## PROBLEM TO SOLVE
In the transcript on ROTC returning to campus, reproduce the part that begins with the words containing "CHEN: Professor Adler." and ends with "no general statistics.", substituting "figures" for "statistics".

## DOCUMENT EXTRACT

═══

CHEN: Professor Adler.
MICHAEL ADLER: I was very moved by Scott Stewart’s presentation, and it left me with two questions. One is, you never did say whether or not you were in favor or not in favor of having ROTC on campus, and the second question is this. We know, we’re experiencing the opposition of the LGBT—yeah, L-G-B-T—community to the idea of ROTC on the grounds that DADT discriminates. Why don’t you share that opinion? If you do, please, well, say so. What do you think? How do you think the LGBT divides on this? Because I have no general statistics.
STEWART: I don’t have statistics either, but I am for the return of ROTC simply for the fact that in my opinion it would further the end of DADT. Also, as many people have said here tonight, that there is a need for likeminded individuals, especially this campus, to be a part of the military to be able to interject those ideas, progressive ideas of change—which is my reason for going on. I mean, I’ve proved to the soldiers around me, my first sergeant and CO, that, you know, that policy was wrong.

═══

## EXTRACTED DATA

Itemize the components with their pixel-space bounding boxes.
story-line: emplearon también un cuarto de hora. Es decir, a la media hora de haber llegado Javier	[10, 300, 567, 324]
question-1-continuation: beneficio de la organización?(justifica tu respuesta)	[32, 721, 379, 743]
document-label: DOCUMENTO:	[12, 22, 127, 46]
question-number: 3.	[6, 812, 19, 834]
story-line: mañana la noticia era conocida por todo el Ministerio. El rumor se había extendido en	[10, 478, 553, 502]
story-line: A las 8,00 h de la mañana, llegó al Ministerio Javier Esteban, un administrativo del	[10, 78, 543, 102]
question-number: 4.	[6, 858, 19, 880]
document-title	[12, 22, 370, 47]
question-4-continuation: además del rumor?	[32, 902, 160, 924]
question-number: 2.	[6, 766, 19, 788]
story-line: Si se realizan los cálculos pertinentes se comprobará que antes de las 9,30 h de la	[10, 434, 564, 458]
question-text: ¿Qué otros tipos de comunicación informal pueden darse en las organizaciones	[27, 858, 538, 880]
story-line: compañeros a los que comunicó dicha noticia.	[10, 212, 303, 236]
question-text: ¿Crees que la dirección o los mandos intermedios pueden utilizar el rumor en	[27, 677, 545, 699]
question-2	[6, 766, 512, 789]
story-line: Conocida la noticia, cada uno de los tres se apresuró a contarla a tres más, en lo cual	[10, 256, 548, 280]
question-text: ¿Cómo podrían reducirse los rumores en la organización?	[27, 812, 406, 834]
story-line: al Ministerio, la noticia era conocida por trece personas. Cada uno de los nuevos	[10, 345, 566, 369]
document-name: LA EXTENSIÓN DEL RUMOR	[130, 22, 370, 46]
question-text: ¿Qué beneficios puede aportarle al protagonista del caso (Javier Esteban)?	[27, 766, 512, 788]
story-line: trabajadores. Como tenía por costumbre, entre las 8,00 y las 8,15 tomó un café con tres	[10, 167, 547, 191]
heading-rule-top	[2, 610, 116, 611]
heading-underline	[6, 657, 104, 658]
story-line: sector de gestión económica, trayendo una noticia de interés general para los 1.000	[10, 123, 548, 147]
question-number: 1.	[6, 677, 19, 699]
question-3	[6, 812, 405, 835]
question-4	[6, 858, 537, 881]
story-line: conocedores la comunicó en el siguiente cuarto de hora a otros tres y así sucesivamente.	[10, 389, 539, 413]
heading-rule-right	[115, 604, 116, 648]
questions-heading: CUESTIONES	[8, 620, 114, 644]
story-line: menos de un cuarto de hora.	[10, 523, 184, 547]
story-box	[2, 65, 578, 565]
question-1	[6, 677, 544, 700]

═══

## OUTPUT BELOW
CHEN: Professor Adler.
MICHAEL ADLER: I was very moved by Scott Stewart’s presentation, and it left me with two questions. One is, you never did say whether or not you were in favor or not in favor of having ROTC on campus, and the second question is this. We know, we’re experiencing the opposition of the LGBT—yeah, L-G-B-T—community to the idea of ROTC on the grounds that DADT discriminates. Why don’t you share that opinion? If you do, please, well, say so. What do you think? How do you think the LGBT divides on this? Because I have no general figures.